**Task prompt:** Repeat the records exactly. Every line must match.

[Figure record extracts]
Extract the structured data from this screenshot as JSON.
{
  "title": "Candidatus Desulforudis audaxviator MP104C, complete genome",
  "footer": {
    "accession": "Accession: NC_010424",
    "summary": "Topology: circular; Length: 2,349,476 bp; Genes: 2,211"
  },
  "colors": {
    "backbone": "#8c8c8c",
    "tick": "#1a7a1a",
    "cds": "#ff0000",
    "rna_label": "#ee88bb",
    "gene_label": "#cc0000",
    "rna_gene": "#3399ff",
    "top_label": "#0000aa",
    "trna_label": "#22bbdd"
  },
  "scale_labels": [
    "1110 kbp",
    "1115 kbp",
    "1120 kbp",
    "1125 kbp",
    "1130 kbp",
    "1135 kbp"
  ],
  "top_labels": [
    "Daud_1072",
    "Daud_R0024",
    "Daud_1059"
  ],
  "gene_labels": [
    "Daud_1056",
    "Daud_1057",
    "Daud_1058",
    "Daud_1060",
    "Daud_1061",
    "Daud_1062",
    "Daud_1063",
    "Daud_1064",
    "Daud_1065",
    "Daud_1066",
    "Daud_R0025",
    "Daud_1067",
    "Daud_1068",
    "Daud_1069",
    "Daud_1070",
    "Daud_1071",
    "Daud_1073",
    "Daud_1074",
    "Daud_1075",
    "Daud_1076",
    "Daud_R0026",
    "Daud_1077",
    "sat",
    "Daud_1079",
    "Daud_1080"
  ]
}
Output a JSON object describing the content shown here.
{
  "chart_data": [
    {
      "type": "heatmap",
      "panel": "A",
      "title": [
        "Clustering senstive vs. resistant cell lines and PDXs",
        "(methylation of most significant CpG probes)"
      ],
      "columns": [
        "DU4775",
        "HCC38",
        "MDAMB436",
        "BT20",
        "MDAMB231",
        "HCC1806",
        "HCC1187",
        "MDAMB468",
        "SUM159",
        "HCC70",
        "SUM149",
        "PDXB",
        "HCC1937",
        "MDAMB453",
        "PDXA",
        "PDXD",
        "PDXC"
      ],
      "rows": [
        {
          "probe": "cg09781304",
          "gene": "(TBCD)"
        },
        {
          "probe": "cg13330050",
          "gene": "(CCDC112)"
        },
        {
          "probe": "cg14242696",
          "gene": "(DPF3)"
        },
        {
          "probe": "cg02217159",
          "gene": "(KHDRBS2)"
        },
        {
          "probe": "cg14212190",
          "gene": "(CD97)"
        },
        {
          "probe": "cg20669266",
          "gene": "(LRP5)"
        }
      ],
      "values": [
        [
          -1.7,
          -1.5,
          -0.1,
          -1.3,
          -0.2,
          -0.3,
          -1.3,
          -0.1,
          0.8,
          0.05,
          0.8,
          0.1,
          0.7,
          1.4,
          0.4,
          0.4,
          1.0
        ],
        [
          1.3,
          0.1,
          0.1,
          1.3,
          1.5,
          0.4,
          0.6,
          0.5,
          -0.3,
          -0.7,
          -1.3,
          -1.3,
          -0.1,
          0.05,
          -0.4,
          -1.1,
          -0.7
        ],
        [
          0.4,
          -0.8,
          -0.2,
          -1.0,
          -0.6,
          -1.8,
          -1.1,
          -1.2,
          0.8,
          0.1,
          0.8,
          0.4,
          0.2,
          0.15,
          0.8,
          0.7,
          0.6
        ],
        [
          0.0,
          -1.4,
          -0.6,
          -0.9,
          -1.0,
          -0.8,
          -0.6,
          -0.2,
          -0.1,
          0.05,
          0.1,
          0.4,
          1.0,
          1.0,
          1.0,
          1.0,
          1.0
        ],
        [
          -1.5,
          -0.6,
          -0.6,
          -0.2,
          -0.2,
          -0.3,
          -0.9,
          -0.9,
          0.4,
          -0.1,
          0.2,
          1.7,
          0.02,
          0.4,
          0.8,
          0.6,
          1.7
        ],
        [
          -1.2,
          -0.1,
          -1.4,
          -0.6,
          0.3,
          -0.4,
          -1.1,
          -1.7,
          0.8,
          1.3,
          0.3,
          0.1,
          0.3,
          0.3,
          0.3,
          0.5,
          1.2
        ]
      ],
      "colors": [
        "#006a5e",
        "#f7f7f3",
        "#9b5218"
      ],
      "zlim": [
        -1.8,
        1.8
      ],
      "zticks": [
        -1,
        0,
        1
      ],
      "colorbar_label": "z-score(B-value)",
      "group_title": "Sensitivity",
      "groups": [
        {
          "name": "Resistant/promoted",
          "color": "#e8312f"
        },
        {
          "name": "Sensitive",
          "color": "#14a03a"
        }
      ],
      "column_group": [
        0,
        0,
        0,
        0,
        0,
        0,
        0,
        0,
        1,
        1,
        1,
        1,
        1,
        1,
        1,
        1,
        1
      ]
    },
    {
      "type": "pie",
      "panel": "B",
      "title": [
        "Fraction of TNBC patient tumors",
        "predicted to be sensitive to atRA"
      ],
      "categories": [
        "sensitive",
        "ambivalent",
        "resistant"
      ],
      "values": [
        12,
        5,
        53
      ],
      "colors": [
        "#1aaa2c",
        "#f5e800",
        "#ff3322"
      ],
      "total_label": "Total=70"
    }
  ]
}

**Solution:**
Extract the structured data from this screenshot as JSON.
{
  "title": "Candidatus Desulforudis audaxviator MP104C, complete genome",
  "footer": {
    "accession": "Accession: NC_010424",
    "summary": "Topology: circular; Length: 2,349,476 bp; Genes: 2,211"
  },
  "colors": {
    "backbone": "#8c8c8c",
    "tick": "#1a7a1a",
    "cds": "#ff0000",
    "rna_label": "#ee88bb",
    "gene_label": "#cc0000",
    "rna_gene": "#3399ff",
    "top_label": "#0000aa",
    "trna_label": "#22bbdd"
  },
  "scale_labels": [
    "1110 kbp",
    "1115 kbp",
    "1120 kbp",
    "1125 kbp",
    "1130 kbp",
    "1135 kbp"
  ],
  "top_labels": [
    "Daud_1072",
    "Daud_R0024",
    "Daud_1059"
  ],
  "gene_labels": [
    "Daud_1056",
    "Daud_1057",
    "Daud_1058",
    "Daud_1060",
    "Daud_1061",
    "Daud_1062",
    "Daud_1063",
    "Daud_1064",
    "Daud_1065",
    "Daud_1066",
    "Daud_R0025",
    "Daud_1067",
    "Daud_1068",
    "Daud_1069",
    "Daud_1070",
    "Daud_1071",
    "Daud_1073",
    "Daud_1074",
    "Daud_1075",
    "Daud_1076",
    "Daud_R0026",
    "Daud_1077",
    "sat",
    "Daud_1079",
    "Daud_1080"
  ]
}
Output a JSON object describing the content shown here.
{
  "chart_data": [
    {
      "type": "heatmap",
      "panel": "A",
      "title": [
        "Clustering senstive vs. resistant cell lines and PDXs",
        "(methylation of most significant CpG probes)"
      ],
      "columns": [
        "DU4775",
        "HCC38",
        "MDAMB436",
        "BT20",
        "MDAMB231",
        "HCC1806",
        "HCC1187",
        "MDAMB468",
        "SUM159",
        "HCC70",
        "SUM149",
        "PDXB",
        "HCC1937",
        "MDAMB453",
        "PDXA",
        "PDXD",
        "PDXC"
      ],
      "rows": [
        {
          "probe": "cg09781304",
          "gene": "(TBCD)"
        },
        {
          "probe": "cg13330050",
          "gene": "(CCDC112)"
        },
        {
          "probe": "cg14242696",
          "gene": "(DPF3)"
        },
        {
          "probe": "cg02217159",
          "gene": "(KHDRBS2)"
        },
        {
          "probe": "cg14212190",
          "gene": "(CD97)"
        },
        {
          "probe": "cg20669266",
          "gene": "(LRP5)"
        }
      ],
      "values": [
        [
          -1.7,
          -1.5,
          -0.1,
          -1.3,
          -0.2,
          -0.3,
          -1.3,
          -0.1,
          0.8,
          0.05,
          0.8,
          0.1,
          0.7,
          1.4,
          0.4,
          0.4,
          1.0
        ],
        [
          1.3,
          0.1,
          0.1,
          1.3,
          1.5,
          0.4,
          0.6,
          0.5,
          -0.3,
          -0.7,
          -1.3,
          -1.3,
          -0.1,
          0.05,
          -0.4,
          -1.1,
          -0.7
        ],
        [
          0.4,
          -0.8,
          -0.2,
          -1.0,
          -0.6,
          -1.8,
          -1.1,
          -1.2,
          0.8,
          0.1,
          0.8,
          0.4,
          0.2,
          0.15,
          0.8,
          0.7,
          0.6
        ],
        [
          0.0,
          -1.4,
          -0.6,
          -0.9,
          -1.0,
          -0.8,
          -0.6,
          -0.2,
          -0.1,
          0.05,
          0.1,
          0.4,
          1.0,
          1.0,
          1.0,
          1.0,
          1.0
        ],
        [
          -1.5,
          -0.6,
          -0.6,
          -0.2,
          -0.2,
          -0.3,
          -0.9,
          -0.9,
          0.4,
          -0.1,
          0.2,
          1.7,
          0.02,
          0.4,
          0.8,
          0.6,
          1.7
        ],
        [
          -1.2,
          -0.1,
          -1.4,
          -0.6,
          0.3,
          -0.4,
          -1.1,
          -1.7,
          0.8,
          1.3,
          0.3,
          0.1,
          0.3,
          0.3,
          0.3,
          0.5,
          1.2
        ]
      ],
      "colors": [
        "#006a5e",
        "#f7f7f3",
        "#9b5218"
      ],
      "zlim": [
        -1.8,
        1.8
      ],
      "zticks": [
        -1,
        0,
        1
      ],
      "colorbar_label": "z-score(B-value)",
      "group_title": "Sensitivity",
      "groups": [
        {
          "name": "Resistant/promoted",
          "color": "#e8312f"
        },
        {
          "name": "Sensitive",
          "color": "#14a03a"
        }
      ],
      "column_group": [
        0,
        0,
        0,
        0,
        0,
        0,
        0,
        0,
        1,
        1,
        1,
        1,
        1,
        1,
        1,
        1,
        1
      ]
    },
    {
      "type": "pie",
      "panel": "B",
      "title": [
        "Fraction of TNBC patient tumors",
        "predicted to be sensitive to atRA"
      ],
      "categories": [
        "sensitive",
        "ambivalent",
        "resistant"
      ],
      "values": [
        12,
        5,
        53
      ],
      "colors": [
        "#1aaa2c",
        "#f5e800",
        "#ff3322"
      ],
      "total_label": "Total=70"
    }
  ]
}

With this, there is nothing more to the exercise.